[Begin Raw records]

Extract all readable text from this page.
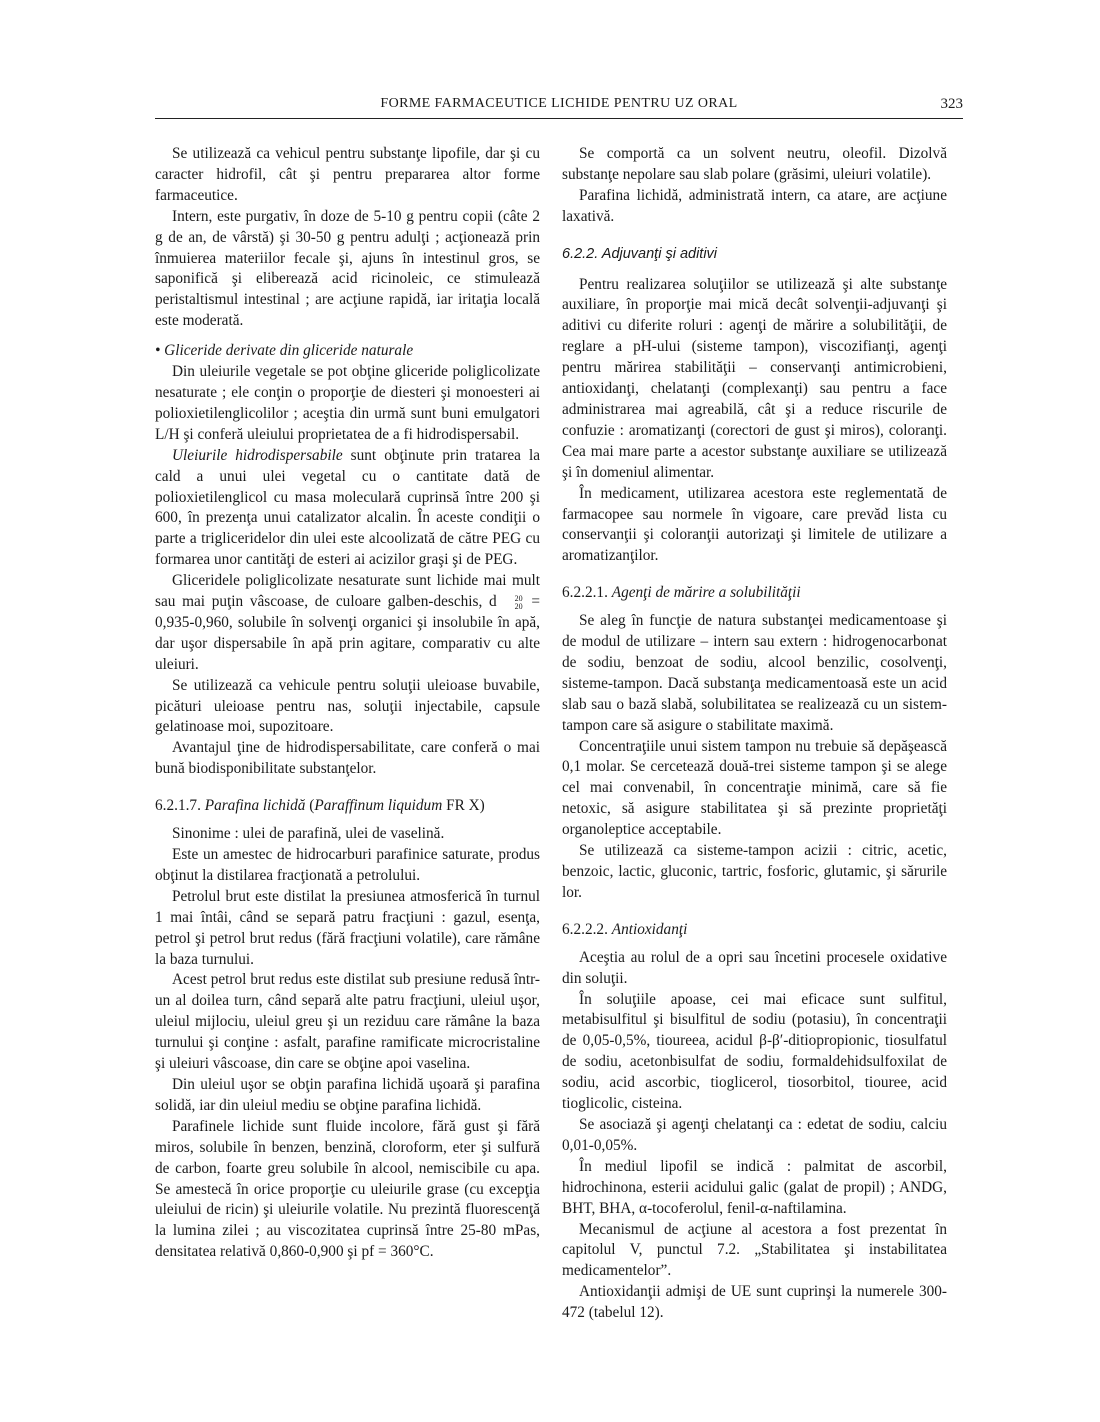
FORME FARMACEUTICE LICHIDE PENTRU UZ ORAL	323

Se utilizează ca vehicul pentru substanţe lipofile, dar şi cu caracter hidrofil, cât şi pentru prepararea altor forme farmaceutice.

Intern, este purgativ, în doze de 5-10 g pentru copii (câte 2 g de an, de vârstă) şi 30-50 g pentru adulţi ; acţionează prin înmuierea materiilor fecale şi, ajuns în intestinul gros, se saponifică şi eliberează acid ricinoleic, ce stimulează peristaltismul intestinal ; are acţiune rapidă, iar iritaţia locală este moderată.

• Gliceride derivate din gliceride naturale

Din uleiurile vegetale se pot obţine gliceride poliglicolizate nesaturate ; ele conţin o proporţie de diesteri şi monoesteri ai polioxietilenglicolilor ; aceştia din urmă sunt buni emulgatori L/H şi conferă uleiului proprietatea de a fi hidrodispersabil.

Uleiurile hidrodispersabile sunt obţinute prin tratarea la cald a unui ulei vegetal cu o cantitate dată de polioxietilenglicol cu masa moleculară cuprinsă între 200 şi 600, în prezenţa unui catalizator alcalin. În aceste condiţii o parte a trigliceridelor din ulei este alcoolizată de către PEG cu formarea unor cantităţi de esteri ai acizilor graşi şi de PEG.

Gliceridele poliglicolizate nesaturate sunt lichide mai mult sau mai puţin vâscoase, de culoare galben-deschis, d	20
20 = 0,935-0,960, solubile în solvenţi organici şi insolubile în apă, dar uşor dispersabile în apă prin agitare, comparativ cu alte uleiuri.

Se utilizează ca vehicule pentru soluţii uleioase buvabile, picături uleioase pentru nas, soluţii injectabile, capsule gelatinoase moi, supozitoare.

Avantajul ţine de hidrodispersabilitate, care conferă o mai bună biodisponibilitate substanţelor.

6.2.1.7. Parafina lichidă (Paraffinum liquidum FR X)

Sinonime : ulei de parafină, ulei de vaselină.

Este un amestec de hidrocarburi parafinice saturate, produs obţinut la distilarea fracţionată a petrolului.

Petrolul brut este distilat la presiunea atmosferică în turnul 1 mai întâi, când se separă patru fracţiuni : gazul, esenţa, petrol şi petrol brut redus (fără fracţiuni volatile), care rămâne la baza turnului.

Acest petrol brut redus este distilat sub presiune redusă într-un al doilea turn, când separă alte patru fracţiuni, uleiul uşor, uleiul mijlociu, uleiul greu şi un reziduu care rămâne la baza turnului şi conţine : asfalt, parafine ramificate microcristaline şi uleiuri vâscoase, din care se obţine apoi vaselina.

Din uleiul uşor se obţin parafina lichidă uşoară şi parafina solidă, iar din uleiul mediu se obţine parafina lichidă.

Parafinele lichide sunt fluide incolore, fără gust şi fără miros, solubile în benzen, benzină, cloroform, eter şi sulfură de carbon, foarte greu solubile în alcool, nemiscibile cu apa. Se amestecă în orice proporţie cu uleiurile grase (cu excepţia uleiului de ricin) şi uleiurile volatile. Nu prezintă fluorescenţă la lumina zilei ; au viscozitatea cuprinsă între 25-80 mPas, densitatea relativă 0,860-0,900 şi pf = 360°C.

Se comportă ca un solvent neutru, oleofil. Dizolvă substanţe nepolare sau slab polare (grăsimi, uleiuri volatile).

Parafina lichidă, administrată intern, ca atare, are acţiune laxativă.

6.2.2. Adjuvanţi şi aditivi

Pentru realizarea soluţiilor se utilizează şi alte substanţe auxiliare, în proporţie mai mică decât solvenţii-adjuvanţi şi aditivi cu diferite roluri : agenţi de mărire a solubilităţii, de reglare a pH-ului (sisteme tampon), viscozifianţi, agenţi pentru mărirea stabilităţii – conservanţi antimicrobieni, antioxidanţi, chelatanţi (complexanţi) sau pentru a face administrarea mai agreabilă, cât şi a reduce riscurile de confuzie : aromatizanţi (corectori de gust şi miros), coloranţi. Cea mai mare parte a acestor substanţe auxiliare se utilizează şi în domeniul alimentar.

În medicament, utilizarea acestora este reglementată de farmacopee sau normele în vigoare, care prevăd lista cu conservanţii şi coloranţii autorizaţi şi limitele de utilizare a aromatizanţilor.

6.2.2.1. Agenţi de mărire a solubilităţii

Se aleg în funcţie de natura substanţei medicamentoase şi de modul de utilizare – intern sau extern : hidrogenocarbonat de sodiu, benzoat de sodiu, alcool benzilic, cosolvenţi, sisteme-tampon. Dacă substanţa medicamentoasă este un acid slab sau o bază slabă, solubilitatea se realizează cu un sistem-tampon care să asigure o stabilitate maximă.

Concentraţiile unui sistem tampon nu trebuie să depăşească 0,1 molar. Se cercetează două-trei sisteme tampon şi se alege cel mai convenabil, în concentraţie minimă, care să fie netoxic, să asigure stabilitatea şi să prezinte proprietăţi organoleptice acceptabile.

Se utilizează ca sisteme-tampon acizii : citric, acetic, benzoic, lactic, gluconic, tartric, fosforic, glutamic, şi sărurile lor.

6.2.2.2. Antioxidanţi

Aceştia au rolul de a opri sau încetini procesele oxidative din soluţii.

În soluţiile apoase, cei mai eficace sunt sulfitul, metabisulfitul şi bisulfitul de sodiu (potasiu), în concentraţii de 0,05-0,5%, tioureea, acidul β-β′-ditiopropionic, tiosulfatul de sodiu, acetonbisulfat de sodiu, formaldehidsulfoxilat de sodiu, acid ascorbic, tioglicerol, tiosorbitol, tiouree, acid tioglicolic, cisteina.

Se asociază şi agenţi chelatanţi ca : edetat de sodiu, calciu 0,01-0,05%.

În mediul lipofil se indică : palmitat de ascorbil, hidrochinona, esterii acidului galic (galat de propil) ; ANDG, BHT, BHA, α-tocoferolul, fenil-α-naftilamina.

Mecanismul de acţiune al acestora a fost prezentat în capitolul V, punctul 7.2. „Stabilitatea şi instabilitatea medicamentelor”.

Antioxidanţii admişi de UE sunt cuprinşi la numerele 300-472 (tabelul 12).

[End Raw records]

Copy in full each line that holds the word "nesaturate".

• **Reply**
Din uleiurile vegetale se pot obţine gliceride poliglicolizate nesaturate ; ele conţin o proporţie de diesteri şi monoesteri ai polioxietilenglicolilor ; aceştia din urmă sunt buni emulgatori L/H şi conferă uleiului proprietatea de a fi hidrodispersabil.
Gliceridele poliglicolizate nesaturate sunt lichide mai mult sau mai puţin vâscoase, de culoare galben-deschis, d	20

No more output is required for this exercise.